## Provided information
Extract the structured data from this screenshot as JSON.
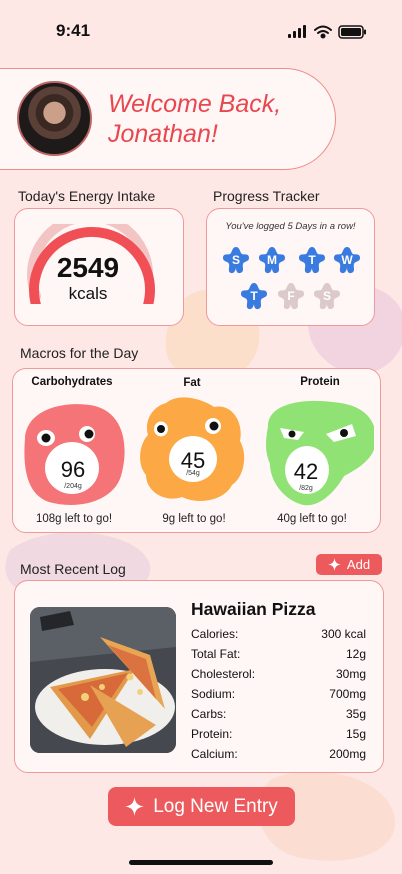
{
  "status_bar": {
    "time": "9:41"
  },
  "welcome": {
    "line1": "Welcome Back,",
    "line2": "Jonathan!"
  },
  "energy": {
    "title": "Today's Energy Intake",
    "value": "2549",
    "unit": "kcals",
    "gauge_fraction": 0.85
  },
  "progress": {
    "title": "Progress Tracker",
    "streak_text": "You've logged 5 Days in a row!",
    "days": [
      {
        "letter": "S",
        "logged": true
      },
      {
        "letter": "M",
        "logged": true
      },
      {
        "letter": "T",
        "logged": true
      },
      {
        "letter": "W",
        "logged": true
      },
      {
        "letter": "T",
        "logged": true
      },
      {
        "letter": "F",
        "logged": false
      },
      {
        "letter": "S",
        "logged": false
      }
    ]
  },
  "macros": {
    "title": "Macros for the Day",
    "items": [
      {
        "name": "Carbohydrates",
        "value": "96",
        "goal": "/204g",
        "left": "108g left to go!",
        "color": "#f47478"
      },
      {
        "name": "Fat",
        "value": "45",
        "goal": "/54g",
        "left": "9g left to go!",
        "color": "#fca845"
      },
      {
        "name": "Protein",
        "value": "42",
        "goal": "/82g",
        "left": "40g left to go!",
        "color": "#8fe273"
      }
    ]
  },
  "recent_log": {
    "title": "Most Recent Log",
    "add_label": "Add",
    "food_name": "Hawaiian Pizza",
    "nutrients": [
      {
        "label": "Calories:",
        "value": "300 kcal"
      },
      {
        "label": "Total Fat:",
        "value": "12g"
      },
      {
        "label": "Cholesterol:",
        "value": "30mg"
      },
      {
        "label": "Sodium:",
        "value": "700mg"
      },
      {
        "label": "Carbs:",
        "value": "35g"
      },
      {
        "label": "Protein:",
        "value": "15g"
      },
      {
        "label": "Calcium:",
        "value": "200mg"
      }
    ]
  },
  "log_new_entry_label": "Log New Entry",
  "colors": {
    "accent": "#ec5a5e",
    "background": "#fde8e6",
    "logged_day": "#3a7be0",
    "unlogged_day": "#dcc9c9"
  }
}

## Description of the task
Give back the material above exactly as written, but omit the images.

## Solution for this problem
Extract the structured data from this screenshot as JSON.
{
  "status_bar": {
    "time": "9:41"
  },
  "welcome": {
    "line1": "Welcome Back,",
    "line2": "Jonathan!"
  },
  "energy": {
    "title": "Today's Energy Intake",
    "value": "2549",
    "unit": "kcals",
    "gauge_fraction": 0.85
  },
  "progress": {
    "title": "Progress Tracker",
    "streak_text": "You've logged 5 Days in a row!",
    "days": [
      {
        "letter": "S",
        "logged": true
      },
      {
        "letter": "M",
        "logged": true
      },
      {
        "letter": "T",
        "logged": true
      },
      {
        "letter": "W",
        "logged": true
      },
      {
        "letter": "T",
        "logged": true
      },
      {
        "letter": "F",
        "logged": false
      },
      {
        "letter": "S",
        "logged": false
      }
    ]
  },
  "macros": {
    "title": "Macros for the Day",
    "items": [
      {
        "name": "Carbohydrates",
        "value": "96",
        "goal": "/204g",
        "left": "108g left to go!",
        "color": "#f47478"
      },
      {
        "name": "Fat",
        "value": "45",
        "goal": "/54g",
        "left": "9g left to go!",
        "color": "#fca845"
      },
      {
        "name": "Protein",
        "value": "42",
        "goal": "/82g",
        "left": "40g left to go!",
        "color": "#8fe273"
      }
    ]
  },
  "recent_log": {
    "title": "Most Recent Log",
    "add_label": "Add",
    "food_name": "Hawaiian Pizza",
    "nutrients": [
      {
        "label": "Calories:",
        "value": "300 kcal"
      },
      {
        "label": "Total Fat:",
        "value": "12g"
      },
      {
        "label": "Cholesterol:",
        "value": "30mg"
      },
      {
        "label": "Sodium:",
        "value": "700mg"
      },
      {
        "label": "Carbs:",
        "value": "35g"
      },
      {
        "label": "Protein:",
        "value": "15g"
      },
      {
        "label": "Calcium:",
        "value": "200mg"
      }
    ]
  },
  "log_new_entry_label": "Log New Entry",
  "colors": {
    "accent": "#ec5a5e",
    "background": "#fde8e6",
    "logged_day": "#3a7be0",
    "unlogged_day": "#dcc9c9"
  }
}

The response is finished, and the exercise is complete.